### REQUEST
Scan the data below. Pull out each line where "optimisation" occurs.

★ ★ ★

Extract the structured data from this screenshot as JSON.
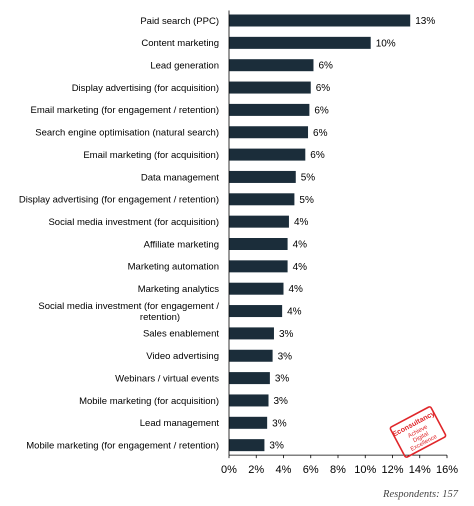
{
  "chart_data": {
    "type": "bar",
    "orientation": "horizontal",
    "categories": [
      "Paid search (PPC)",
      "Content marketing",
      "Lead generation",
      "Display advertising (for acquisition)",
      "Email marketing (for engagement / retention)",
      "Search engine optimisation (natural search)",
      "Email marketing (for acquisition)",
      "Data management",
      "Display advertising (for engagement / retention)",
      "Social media investment (for acquisition)",
      "Affiliate marketing",
      "Marketing automation",
      "Marketing analytics",
      "Social media investment (for engagement / retention)",
      "Sales enablement",
      "Video advertising",
      "Webinars / virtual events",
      "Mobile marketing (for acquisition)",
      "Lead management",
      "Mobile marketing (for engagement / retention)"
    ],
    "category_lines": [
      [
        "Paid search (PPC)"
      ],
      [
        "Content marketing"
      ],
      [
        "Lead generation"
      ],
      [
        "Display advertising (for acquisition)"
      ],
      [
        "Email marketing (for engagement / retention)"
      ],
      [
        "Search engine optimisation (natural search)"
      ],
      [
        "Email marketing (for acquisition)"
      ],
      [
        "Data management"
      ],
      [
        "Display advertising (for engagement / retention)"
      ],
      [
        "Social media investment (for acquisition)"
      ],
      [
        "Affiliate marketing"
      ],
      [
        "Marketing automation"
      ],
      [
        "Marketing analytics"
      ],
      [
        "Social media investment (for engagement /",
        "retention)"
      ],
      [
        "Sales enablement"
      ],
      [
        "Video advertising"
      ],
      [
        "Webinars / virtual events"
      ],
      [
        "Mobile marketing (for acquisition)"
      ],
      [
        "Lead management"
      ],
      [
        "Mobile marketing (for engagement / retention)"
      ]
    ],
    "values": [
      13.3,
      10.4,
      6.2,
      6.0,
      5.9,
      5.8,
      5.6,
      4.9,
      4.8,
      4.4,
      4.3,
      4.3,
      4.0,
      3.9,
      3.3,
      3.2,
      3.0,
      2.9,
      2.8,
      2.6
    ],
    "value_labels": [
      "13%",
      "10%",
      "6%",
      "6%",
      "6%",
      "6%",
      "6%",
      "5%",
      "5%",
      "4%",
      "4%",
      "4%",
      "4%",
      "4%",
      "3%",
      "3%",
      "3%",
      "3%",
      "3%",
      "3%"
    ],
    "x_ticks": [
      0,
      2,
      4,
      6,
      8,
      10,
      12,
      14,
      16
    ],
    "x_tick_labels": [
      "0%",
      "2%",
      "4%",
      "6%",
      "8%",
      "10%",
      "12%",
      "14%",
      "16%"
    ],
    "xlim": [
      0,
      16
    ],
    "grid": false,
    "bar_color": "#1b2d3a",
    "title": "",
    "xlabel": "",
    "ylabel": ""
  },
  "footnote": "Respondents: 157",
  "logo": {
    "text_lines": [
      "Econsultancy",
      "Achieve",
      "Digital",
      "Excellence"
    ],
    "color": "#e0262a"
  }
}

★ ★ ★

### SOLUTION FOR THIS EXERCISE
      "Search engine optimisation (natural search)",
        "Search engine optimisation (natural search)"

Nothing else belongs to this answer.